• [EXERCISE REQUIREMENTS]
Look through the listing and report every line that has "degree" in it.

-=-=-

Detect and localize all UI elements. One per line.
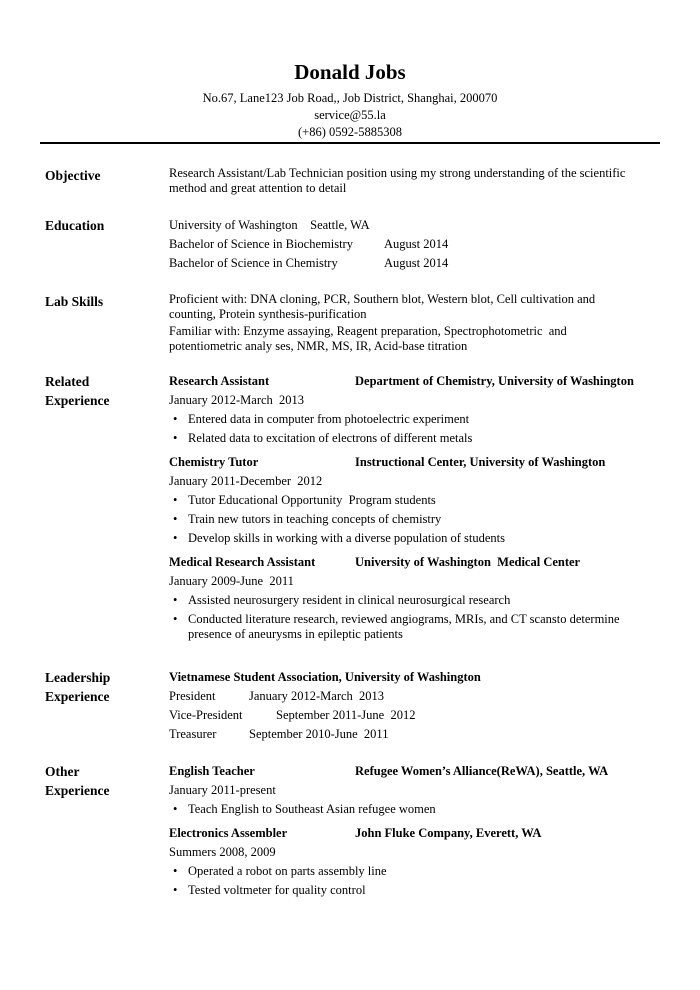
degree-date: August 2014 (384, 237, 449, 251)
leadership-position-row (169, 687, 639, 706)
job-role: Electronics Assembler (169, 826, 288, 840)
position-role: Vice-President (169, 708, 243, 722)
job-org: Refugee Women’s Alliance(ReWA), Seattle, WA (355, 764, 609, 778)
list-item: • Tested voltmeter for quality control (173, 883, 366, 897)
job-bullets (169, 493, 639, 546)
position-dates: September 2010-June 2011 (249, 727, 389, 741)
job-dates: January 2009-June 2011 (169, 574, 294, 588)
list-item: • Related data to excitation of electrons of different metals (173, 431, 473, 445)
proficient-skills: Proficient with: DNA cloning, PCR, Southern blot, Western blot, Cell cultivation and counting, Protein synthesis-purification (169, 292, 596, 321)
job-heading (169, 372, 639, 391)
list-item: • Teach English to Southeast Asian refugee women (173, 802, 436, 816)
section-title-other-experience: Other Experience (45, 764, 110, 798)
job-dates: January 2011-present (169, 783, 276, 797)
job-heading (169, 553, 639, 572)
other-experience-body (169, 762, 639, 902)
list-item: • Entered data in computer from photoelectric experiment (173, 412, 470, 426)
job-dates: January 2011-December 2012 (169, 474, 323, 488)
section-title-objective: Objective (45, 168, 101, 183)
leadership-position-row (169, 706, 639, 725)
job-heading (169, 762, 639, 781)
position-dates: January 2012-March 2013 (249, 689, 385, 703)
bullet-icon: • (173, 512, 178, 526)
list-item: • Assisted neurosurgery resident in clinical neurosurgical research (173, 593, 511, 607)
job-heading (169, 453, 639, 472)
job-org: John Fluke Company, Everett, WA (355, 826, 542, 840)
objective-body (169, 166, 639, 196)
job-dates: Summers 2008, 2009 (169, 845, 276, 859)
job-role: Research Assistant (169, 374, 270, 388)
related-experience-body (169, 372, 639, 646)
familiar-skills: Familiar with: Enzyme assaying, Reagent preparation, Spectrophotometric and potentiometric analy ses, NMR, MS, IR, Acid-base titration (169, 324, 570, 353)
job-role: English Teacher (169, 764, 255, 778)
degree-date: August 2014 (384, 256, 449, 270)
list-item: • Tutor Educational Opportunity Program students (173, 493, 436, 507)
leadership-position-row (169, 725, 639, 744)
list-item: • Develop skills in working with a diverse population of students (173, 531, 505, 545)
bullet-icon: • (173, 802, 178, 816)
lab-skills-body (169, 292, 639, 354)
position-role: Treasurer (169, 727, 217, 741)
section-title-education: Education (45, 218, 105, 233)
header-divider (40, 142, 660, 144)
list-item: • Operated a robot on parts assembly line (173, 864, 387, 878)
job-role: Medical Research Assistant (169, 555, 316, 569)
list-item: • Conducted literature research, reviewed angiograms, MRIs, and CT scansto determine presence of aneurysms in epileptic patients (173, 612, 620, 641)
leadership-body (169, 668, 639, 744)
education-degree-row (169, 235, 639, 254)
bullet-icon: • (173, 864, 178, 878)
bullet-icon: • (173, 612, 178, 626)
education-degree-row (169, 254, 639, 273)
job-bullets (169, 593, 639, 642)
section-title-lab-skills: Lab Skills (45, 294, 104, 309)
degree-name: Bachelor of Science in Chemistry (169, 256, 338, 270)
section-title-leadership: Leadership Experience (45, 670, 111, 704)
objective-text: Research Assistant/Lab Technician position using my strong understanding of the scientific method and great attention to detail (169, 166, 626, 195)
bullet-icon: • (173, 883, 178, 897)
phone: (+86) 0592-5885308 (298, 125, 402, 139)
leadership-org: Vietnamese Student Association, University of Washington (169, 670, 481, 684)
address: No.67, Lane123 Job Road,, Job District, Shanghai, 200070 (202, 91, 498, 105)
bullet-icon: • (173, 593, 178, 607)
job-bullets (169, 864, 639, 898)
section-title-related-experience: Related Experience (45, 374, 110, 408)
email: service@55.la (314, 108, 386, 122)
job-bullets (169, 802, 639, 817)
job-org: University of Washington Medical Center (355, 555, 581, 569)
job-org: Instructional Center, University of Washington (355, 455, 606, 469)
education-body (169, 216, 639, 273)
job-dates: January 2012-March 2013 (169, 393, 305, 407)
job-role: Chemistry Tutor (169, 455, 259, 469)
education-school: University of Washington Seattle, WA (169, 218, 370, 232)
candidate-name: Donald Jobs (294, 60, 406, 84)
job-bullets (169, 412, 639, 446)
job-heading (169, 824, 639, 843)
bullet-icon: • (173, 531, 178, 545)
resume-header (0, 58, 700, 141)
degree-name: Bachelor of Science in Biochemistry (169, 237, 353, 251)
list-item: • Train new tutors in teaching concepts of chemistry (173, 512, 442, 526)
bullet-icon: • (173, 493, 178, 507)
job-org: Department of Chemistry, University of Washington (355, 374, 634, 388)
bullet-icon: • (173, 412, 178, 426)
position-dates: September 2011-June 2012 (276, 708, 416, 722)
bullet-icon: • (173, 431, 178, 445)
position-role: President (169, 689, 216, 703)
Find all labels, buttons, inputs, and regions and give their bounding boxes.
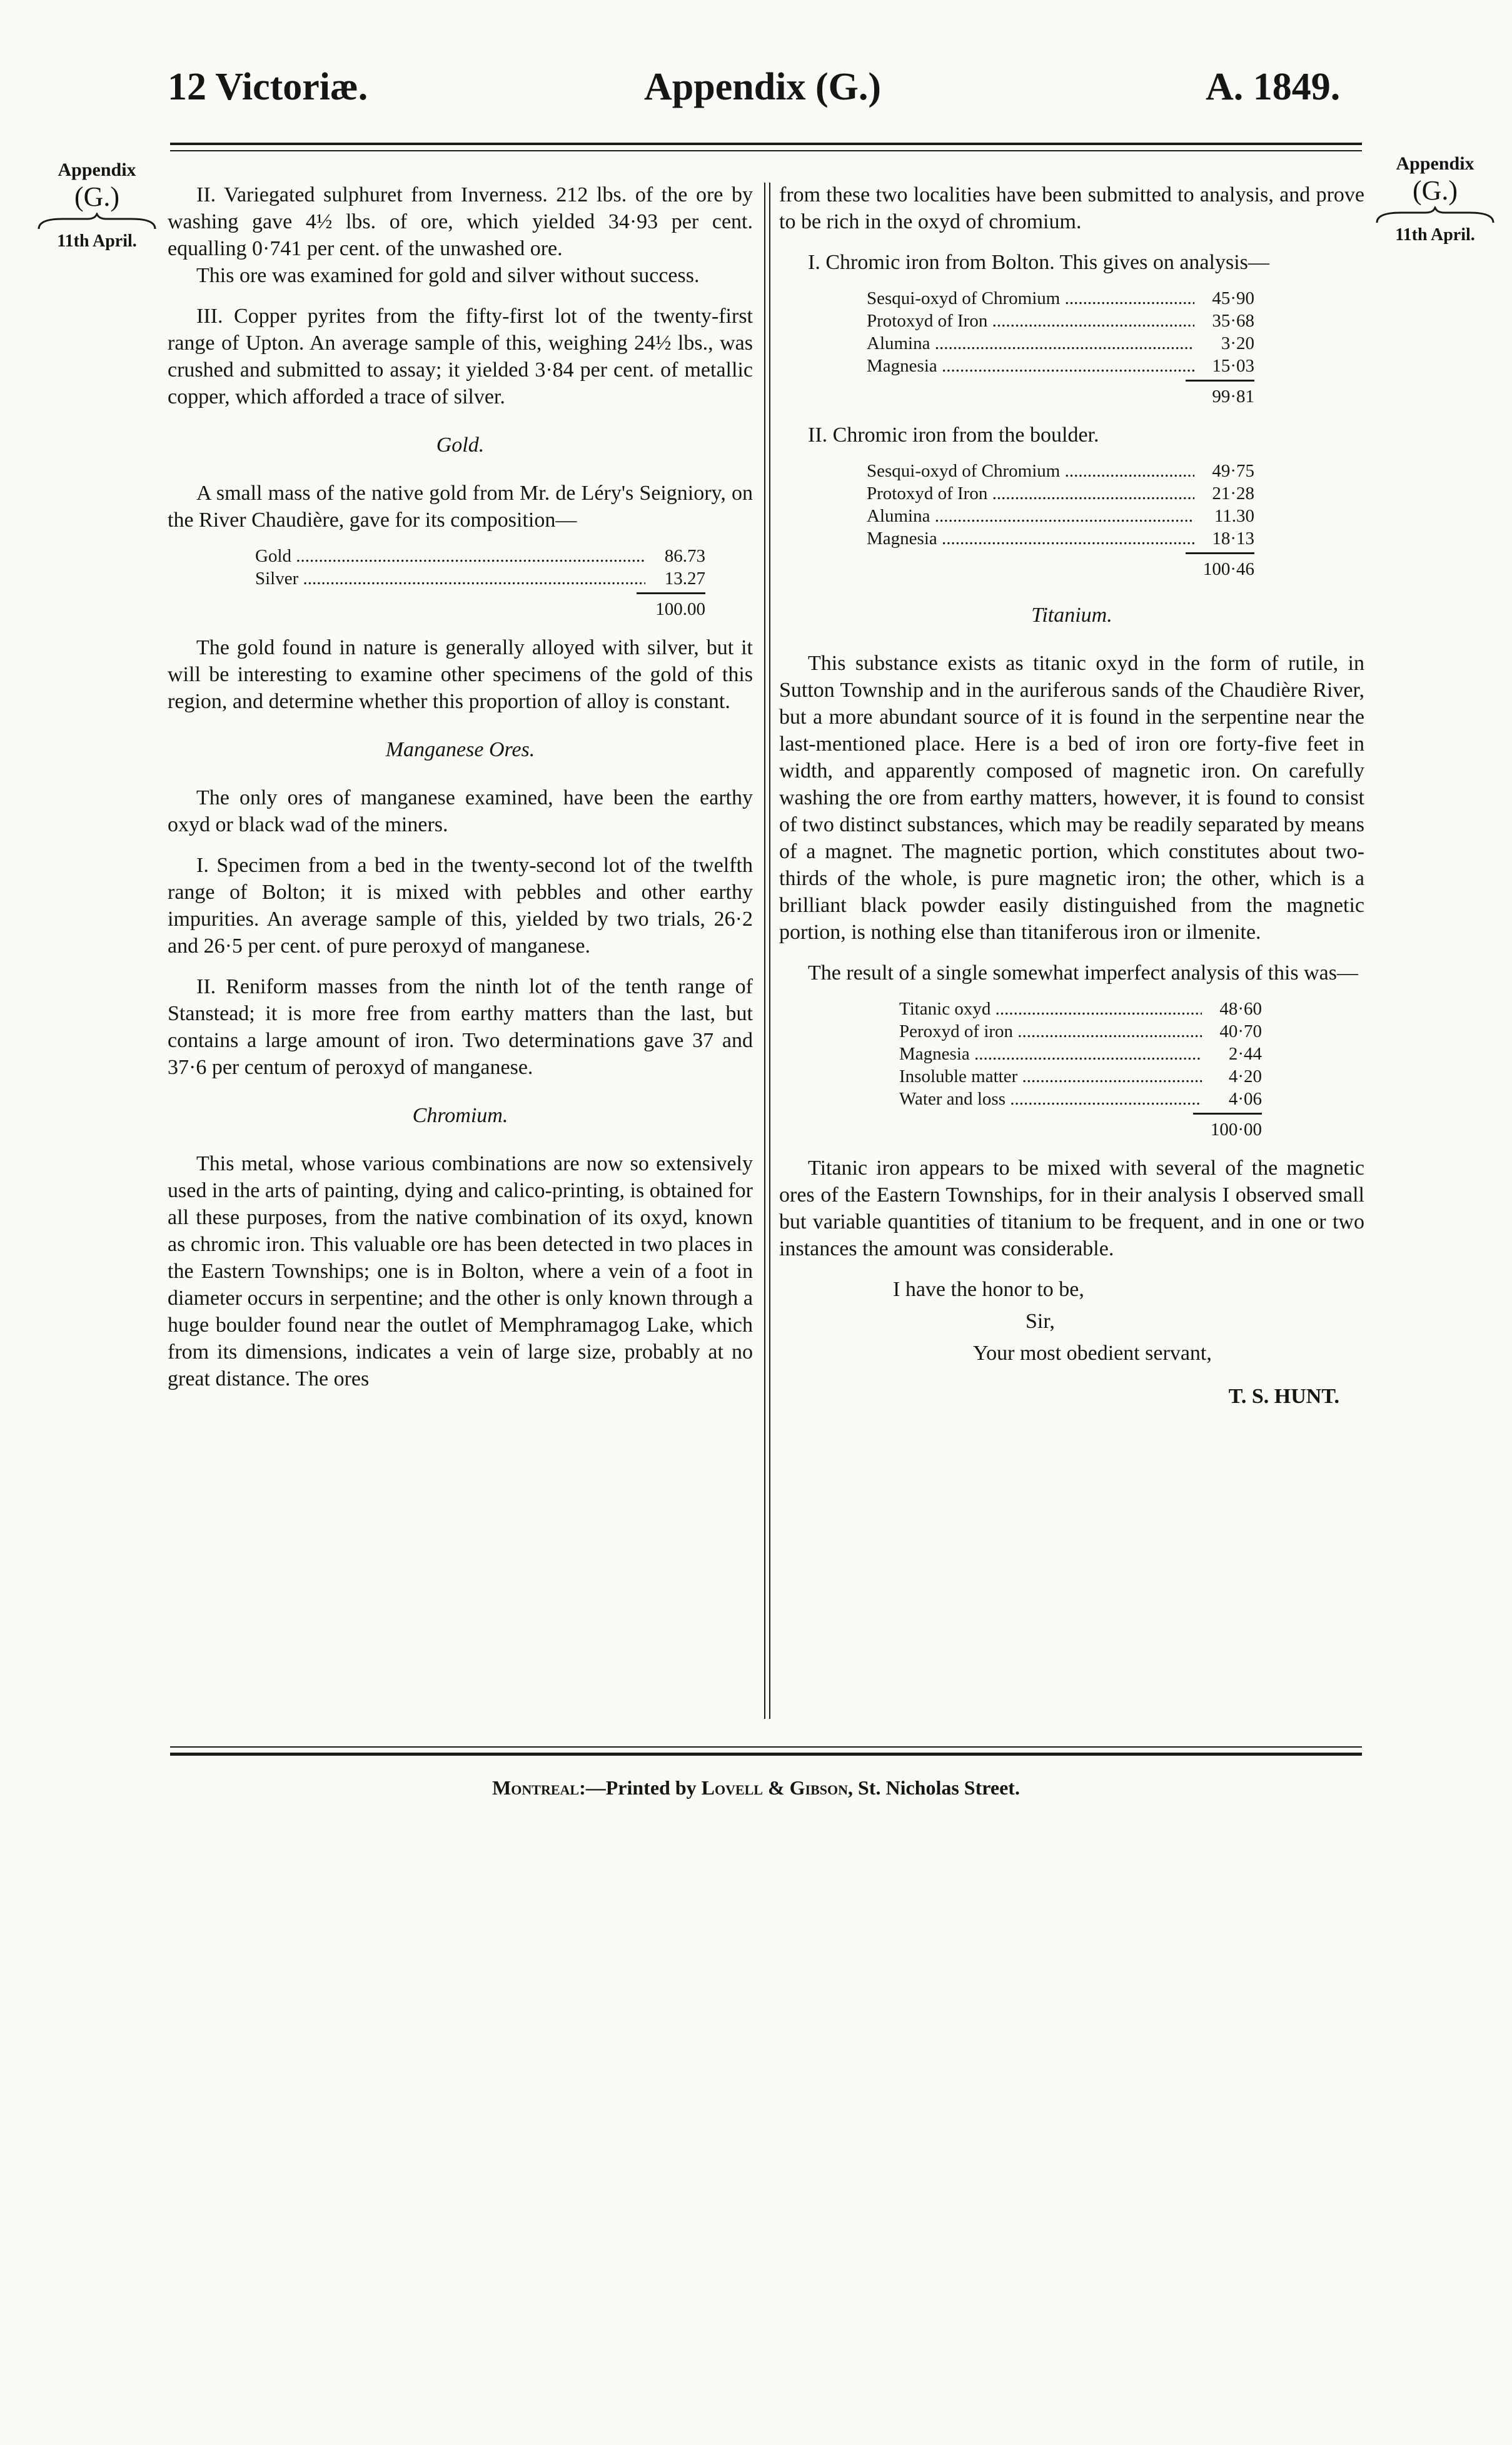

-=-=-

• [ANSWER TO THE PROBLEM]
degree-date: August 2014 (384, 237, 449, 251)
degree-date: August 2014 (384, 256, 449, 270)
education-degree-row (169, 235, 639, 254)
education-degree-row (169, 254, 639, 273)
degree-name: Bachelor of Science in Chemistry (169, 256, 338, 270)
degree-name: Bachelor of Science in Biochemistry (169, 237, 353, 251)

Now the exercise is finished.